WHAT THIS TASK INVOLVES.
Make an exact copy of all the entries, but do not reproduce the pictures.

RAW DATA.
↓↓↓

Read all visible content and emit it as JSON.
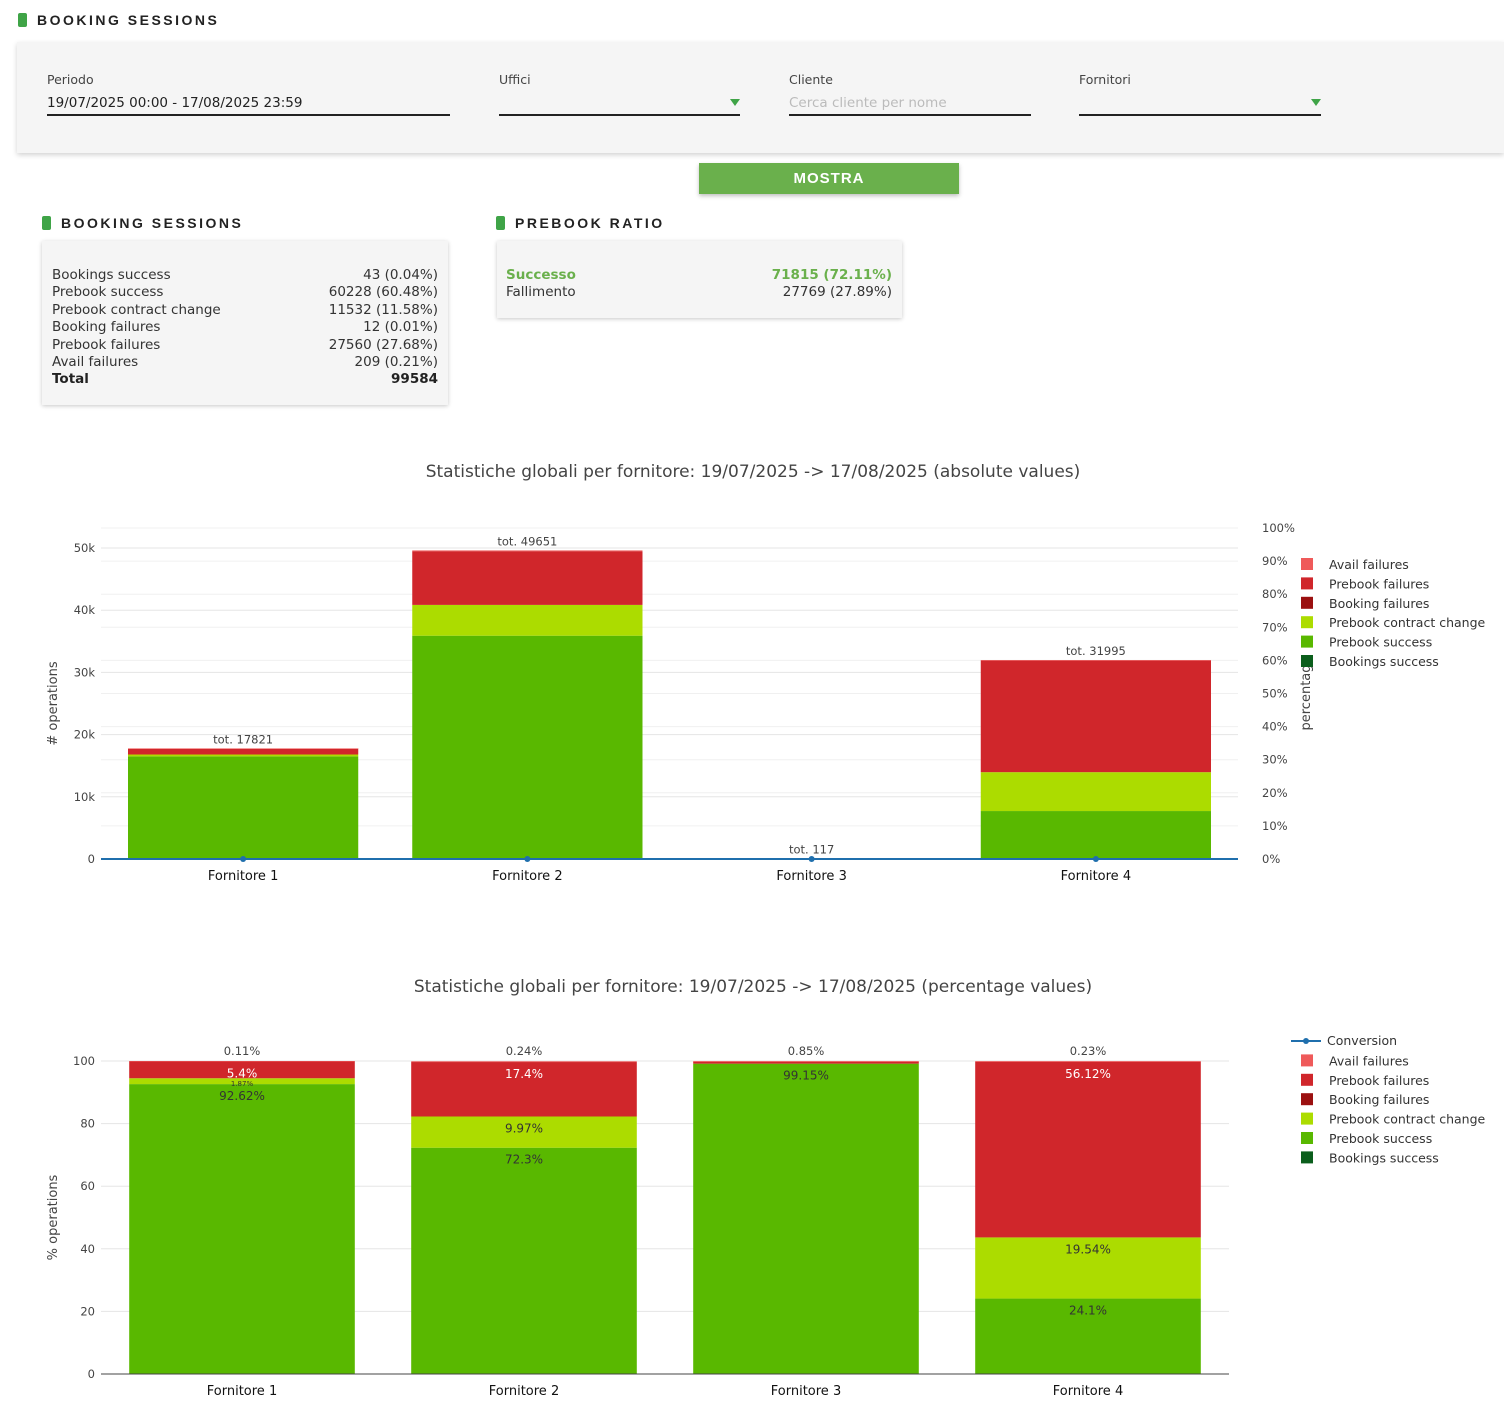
{
  "page": {
    "title": "BOOKING SESSIONS"
  },
  "filters": {
    "periodo_label": "Periodo",
    "periodo_value": "19/07/2025 00:00 - 17/08/2025 23:59",
    "uffici_label": "Uffici",
    "uffici_value": "",
    "cliente_label": "Cliente",
    "cliente_placeholder": "Cerca cliente per nome",
    "fornitori_label": "Fornitori",
    "fornitori_value": ""
  },
  "show_button": "MOSTRA",
  "booking_sessions": {
    "title": "BOOKING SESSIONS",
    "rows": [
      {
        "label": "Bookings success",
        "value": "43 (0.04%)"
      },
      {
        "label": "Prebook success",
        "value": "60228 (60.48%)"
      },
      {
        "label": "Prebook contract change",
        "value": "11532 (11.58%)"
      },
      {
        "label": "Booking failures",
        "value": "12 (0.01%)"
      },
      {
        "label": "Prebook failures",
        "value": "27560 (27.68%)"
      },
      {
        "label": "Avail failures",
        "value": "209 (0.21%)"
      }
    ],
    "total_label": "Total",
    "total_value": "99584"
  },
  "prebook_ratio": {
    "title": "PREBOOK RATIO",
    "success_label": "Successo",
    "success_value": "71815 (72.11%)",
    "failure_label": "Fallimento",
    "failure_value": "27769 (27.89%)"
  },
  "colors": {
    "accent": "#3fa447",
    "button": "#6ab04c",
    "avail_failures": "#ef5a5a",
    "prebook_failures": "#d0262b",
    "booking_failures": "#9b1010",
    "prebook_contract_change": "#acdc00",
    "prebook_success": "#59b800",
    "bookings_success": "#0b5e1c",
    "conversion": "#1f6fad"
  },
  "chart_data": [
    {
      "type": "bar",
      "stacked": true,
      "title": "Statistiche globali per fornitore: 19/07/2025 -> 17/08/2025 (absolute values)",
      "xlabel": "",
      "ylabel": "# operations",
      "y2label": "percentage",
      "ylim": [
        0,
        50000
      ],
      "y2lim": [
        0,
        100
      ],
      "yticks": [
        "0",
        "10k",
        "20k",
        "30k",
        "40k",
        "50k"
      ],
      "y2ticks": [
        "0%",
        "10%",
        "20%",
        "30%",
        "40%",
        "50%",
        "60%",
        "70%",
        "80%",
        "90%",
        "100%"
      ],
      "categories": [
        "Fornitore 1",
        "Fornitore 2",
        "Fornitore 3",
        "Fornitore 4"
      ],
      "totals_labels": [
        "tot. 17821",
        "tot. 49651",
        "tot. 117",
        "tot. 31995"
      ],
      "legend_position": "right",
      "series": [
        {
          "name": "Bookings success",
          "color_key": "bookings_success",
          "values": [
            0,
            0,
            0,
            0
          ]
        },
        {
          "name": "Prebook success",
          "color_key": "prebook_success",
          "values": [
            16500,
            35900,
            116,
            7710
          ]
        },
        {
          "name": "Prebook contract change",
          "color_key": "prebook_contract_change",
          "values": [
            300,
            4950,
            0,
            6250
          ]
        },
        {
          "name": "Booking failures",
          "color_key": "booking_failures",
          "values": [
            0,
            0,
            0,
            0
          ]
        },
        {
          "name": "Prebook failures",
          "color_key": "prebook_failures",
          "values": [
            960,
            8640,
            1,
            17950
          ]
        },
        {
          "name": "Avail failures",
          "color_key": "avail_failures",
          "values": [
            20,
            120,
            1,
            70
          ]
        }
      ],
      "conversion": {
        "name": "Conversion",
        "values": [
          0.11,
          0.24,
          0.85,
          0.23
        ]
      }
    },
    {
      "type": "bar",
      "stacked": true,
      "title": "Statistiche globali per fornitore: 19/07/2025 -> 17/08/2025 (percentage values)",
      "xlabel": "",
      "ylabel": "% operations",
      "ylim": [
        0,
        100
      ],
      "yticks": [
        "0",
        "20",
        "40",
        "60",
        "80",
        "100"
      ],
      "categories": [
        "Fornitore 1",
        "Fornitore 2",
        "Fornitore 3",
        "Fornitore 4"
      ],
      "top_labels": [
        "0.11%",
        "0.24%",
        "0.85%",
        "0.23%"
      ],
      "legend_position": "right",
      "series": [
        {
          "name": "Bookings success",
          "color_key": "bookings_success",
          "values": [
            0,
            0,
            0,
            0
          ],
          "labels": [
            "",
            "",
            "",
            ""
          ]
        },
        {
          "name": "Prebook success",
          "color_key": "prebook_success",
          "values": [
            92.62,
            72.3,
            99.15,
            24.1
          ],
          "labels": [
            "92.62%",
            "72.3%",
            "99.15%",
            "24.1%"
          ]
        },
        {
          "name": "Prebook contract change",
          "color_key": "prebook_contract_change",
          "values": [
            1.87,
            9.97,
            0,
            19.54
          ],
          "labels": [
            "1.87%",
            "9.97%",
            "",
            "19.54%"
          ]
        },
        {
          "name": "Booking failures",
          "color_key": "booking_failures",
          "values": [
            0,
            0,
            0,
            0
          ],
          "labels": [
            "",
            "",
            "",
            ""
          ]
        },
        {
          "name": "Prebook failures",
          "color_key": "prebook_failures",
          "values": [
            5.4,
            17.4,
            0.6,
            56.12
          ],
          "labels": [
            "5.4%",
            "17.4%",
            "",
            "56.12%"
          ]
        },
        {
          "name": "Avail failures",
          "color_key": "avail_failures",
          "values": [
            0.11,
            0.24,
            0.25,
            0.23
          ],
          "labels": [
            "",
            "",
            "",
            ""
          ]
        }
      ],
      "legend_extra": [
        {
          "name": "Conversion",
          "color_key": "conversion"
        }
      ]
    }
  ]
}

↑↑↑

REPLY.
Read all visible content and emit it as JSON.
{
  "page": {
    "title": "BOOKING SESSIONS"
  },
  "filters": {
    "periodo_label": "Periodo",
    "periodo_value": "19/07/2025 00:00 - 17/08/2025 23:59",
    "uffici_label": "Uffici",
    "uffici_value": "",
    "cliente_label": "Cliente",
    "cliente_placeholder": "Cerca cliente per nome",
    "fornitori_label": "Fornitori",
    "fornitori_value": ""
  },
  "show_button": "MOSTRA",
  "booking_sessions": {
    "title": "BOOKING SESSIONS",
    "rows": [
      {
        "label": "Bookings success",
        "value": "43 (0.04%)"
      },
      {
        "label": "Prebook success",
        "value": "60228 (60.48%)"
      },
      {
        "label": "Prebook contract change",
        "value": "11532 (11.58%)"
      },
      {
        "label": "Booking failures",
        "value": "12 (0.01%)"
      },
      {
        "label": "Prebook failures",
        "value": "27560 (27.68%)"
      },
      {
        "label": "Avail failures",
        "value": "209 (0.21%)"
      }
    ],
    "total_label": "Total",
    "total_value": "99584"
  },
  "prebook_ratio": {
    "title": "PREBOOK RATIO",
    "success_label": "Successo",
    "success_value": "71815 (72.11%)",
    "failure_label": "Fallimento",
    "failure_value": "27769 (27.89%)"
  },
  "colors": {
    "accent": "#3fa447",
    "button": "#6ab04c",
    "avail_failures": "#ef5a5a",
    "prebook_failures": "#d0262b",
    "booking_failures": "#9b1010",
    "prebook_contract_change": "#acdc00",
    "prebook_success": "#59b800",
    "bookings_success": "#0b5e1c",
    "conversion": "#1f6fad"
  },
  "chart_data": [
    {
      "type": "bar",
      "stacked": true,
      "title": "Statistiche globali per fornitore: 19/07/2025 -> 17/08/2025 (absolute values)",
      "xlabel": "",
      "ylabel": "# operations",
      "y2label": "percentage",
      "ylim": [
        0,
        50000
      ],
      "y2lim": [
        0,
        100
      ],
      "yticks": [
        "0",
        "10k",
        "20k",
        "30k",
        "40k",
        "50k"
      ],
      "y2ticks": [
        "0%",
        "10%",
        "20%",
        "30%",
        "40%",
        "50%",
        "60%",
        "70%",
        "80%",
        "90%",
        "100%"
      ],
      "categories": [
        "Fornitore 1",
        "Fornitore 2",
        "Fornitore 3",
        "Fornitore 4"
      ],
      "totals_labels": [
        "tot. 17821",
        "tot. 49651",
        "tot. 117",
        "tot. 31995"
      ],
      "legend_position": "right",
      "series": [
        {
          "name": "Bookings success",
          "color_key": "bookings_success",
          "values": [
            0,
            0,
            0,
            0
          ]
        },
        {
          "name": "Prebook success",
          "color_key": "prebook_success",
          "values": [
            16500,
            35900,
            116,
            7710
          ]
        },
        {
          "name": "Prebook contract change",
          "color_key": "prebook_contract_change",
          "values": [
            300,
            4950,
            0,
            6250
          ]
        },
        {
          "name": "Booking failures",
          "color_key": "booking_failures",
          "values": [
            0,
            0,
            0,
            0
          ]
        },
        {
          "name": "Prebook failures",
          "color_key": "prebook_failures",
          "values": [
            960,
            8640,
            1,
            17950
          ]
        },
        {
          "name": "Avail failures",
          "color_key": "avail_failures",
          "values": [
            20,
            120,
            1,
            70
          ]
        }
      ],
      "conversion": {
        "name": "Conversion",
        "values": [
          0.11,
          0.24,
          0.85,
          0.23
        ]
      }
    },
    {
      "type": "bar",
      "stacked": true,
      "title": "Statistiche globali per fornitore: 19/07/2025 -> 17/08/2025 (percentage values)",
      "xlabel": "",
      "ylabel": "% operations",
      "ylim": [
        0,
        100
      ],
      "yticks": [
        "0",
        "20",
        "40",
        "60",
        "80",
        "100"
      ],
      "categories": [
        "Fornitore 1",
        "Fornitore 2",
        "Fornitore 3",
        "Fornitore 4"
      ],
      "top_labels": [
        "0.11%",
        "0.24%",
        "0.85%",
        "0.23%"
      ],
      "legend_position": "right",
      "series": [
        {
          "name": "Bookings success",
          "color_key": "bookings_success",
          "values": [
            0,
            0,
            0,
            0
          ],
          "labels": [
            "",
            "",
            "",
            ""
          ]
        },
        {
          "name": "Prebook success",
          "color_key": "prebook_success",
          "values": [
            92.62,
            72.3,
            99.15,
            24.1
          ],
          "labels": [
            "92.62%",
            "72.3%",
            "99.15%",
            "24.1%"
          ]
        },
        {
          "name": "Prebook contract change",
          "color_key": "prebook_contract_change",
          "values": [
            1.87,
            9.97,
            0,
            19.54
          ],
          "labels": [
            "1.87%",
            "9.97%",
            "",
            "19.54%"
          ]
        },
        {
          "name": "Booking failures",
          "color_key": "booking_failures",
          "values": [
            0,
            0,
            0,
            0
          ],
          "labels": [
            "",
            "",
            "",
            ""
          ]
        },
        {
          "name": "Prebook failures",
          "color_key": "prebook_failures",
          "values": [
            5.4,
            17.4,
            0.6,
            56.12
          ],
          "labels": [
            "5.4%",
            "17.4%",
            "",
            "56.12%"
          ]
        },
        {
          "name": "Avail failures",
          "color_key": "avail_failures",
          "values": [
            0.11,
            0.24,
            0.25,
            0.23
          ],
          "labels": [
            "",
            "",
            "",
            ""
          ]
        }
      ],
      "legend_extra": [
        {
          "name": "Conversion",
          "color_key": "conversion"
        }
      ]
    }
  ]
}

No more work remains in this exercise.